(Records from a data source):

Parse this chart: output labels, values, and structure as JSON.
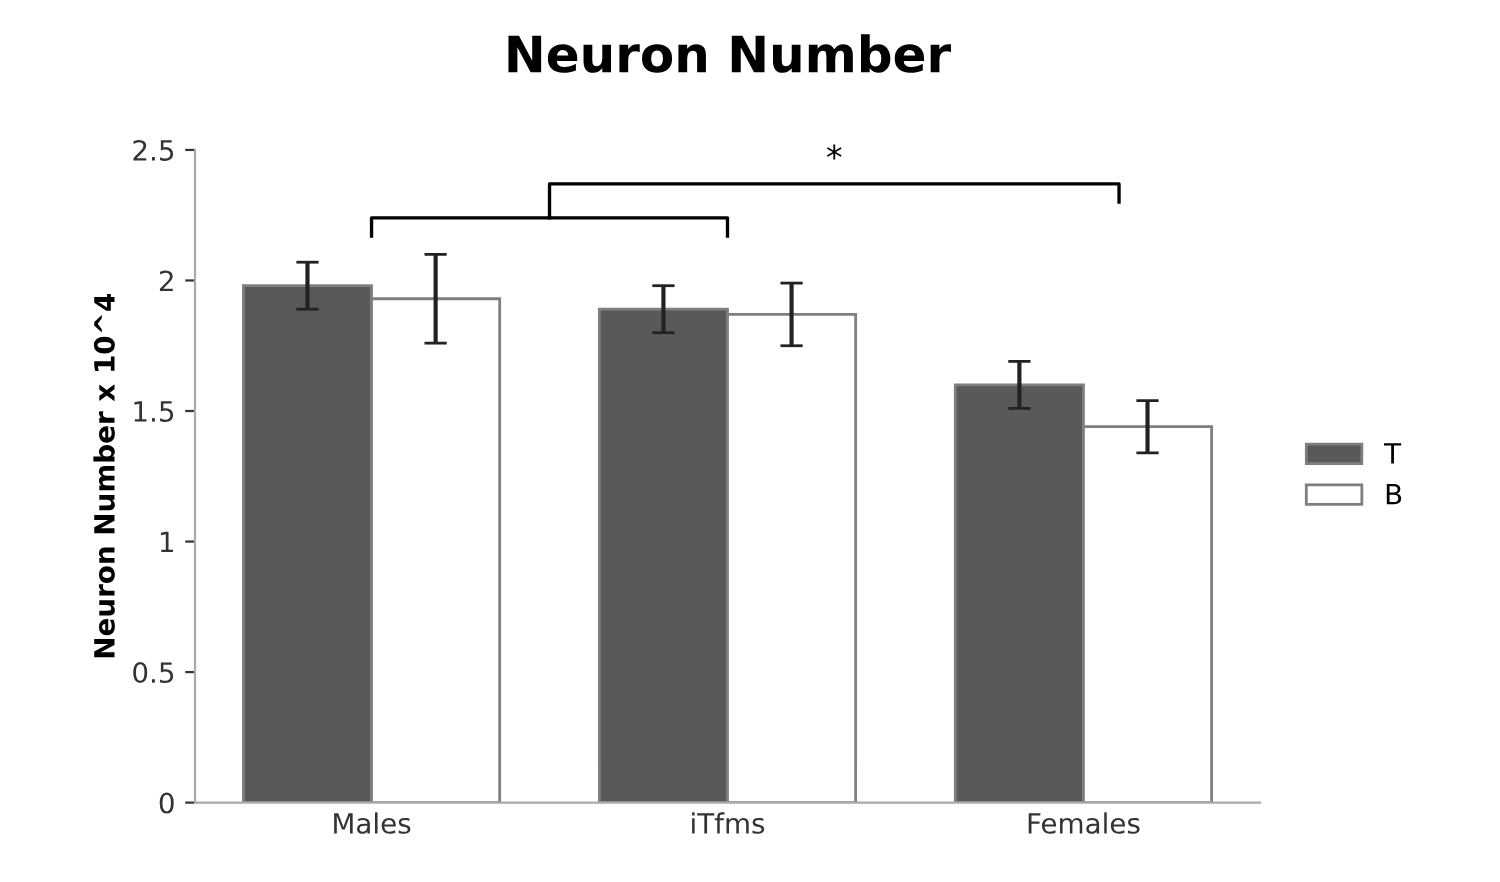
{
  "chart_data": {
    "type": "bar",
    "title": "Neuron Number",
    "ylabel": "Neuron Number x 10^4",
    "categories": [
      "Males",
      "iTfms",
      "Females"
    ],
    "series": [
      {
        "name": "T",
        "color": "#595959",
        "values": [
          1.98,
          1.89,
          1.6
        ],
        "errors": [
          0.09,
          0.09,
          0.09
        ]
      },
      {
        "name": "B",
        "color": "#ffffff",
        "values": [
          1.93,
          1.87,
          1.44
        ],
        "errors": [
          0.17,
          0.12,
          0.1
        ]
      }
    ],
    "ylim": [
      0,
      2.5
    ],
    "yticks": [
      0,
      0.5,
      1,
      1.5,
      2,
      2.5
    ],
    "grid": false,
    "legend": "right",
    "annotations": [
      "*"
    ]
  }
}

(The task): Copy out each line that contains the word "Number".

(Problem solution):
    "title": "Neuron Number",
    "ylabel": "Neuron Number x 10^4",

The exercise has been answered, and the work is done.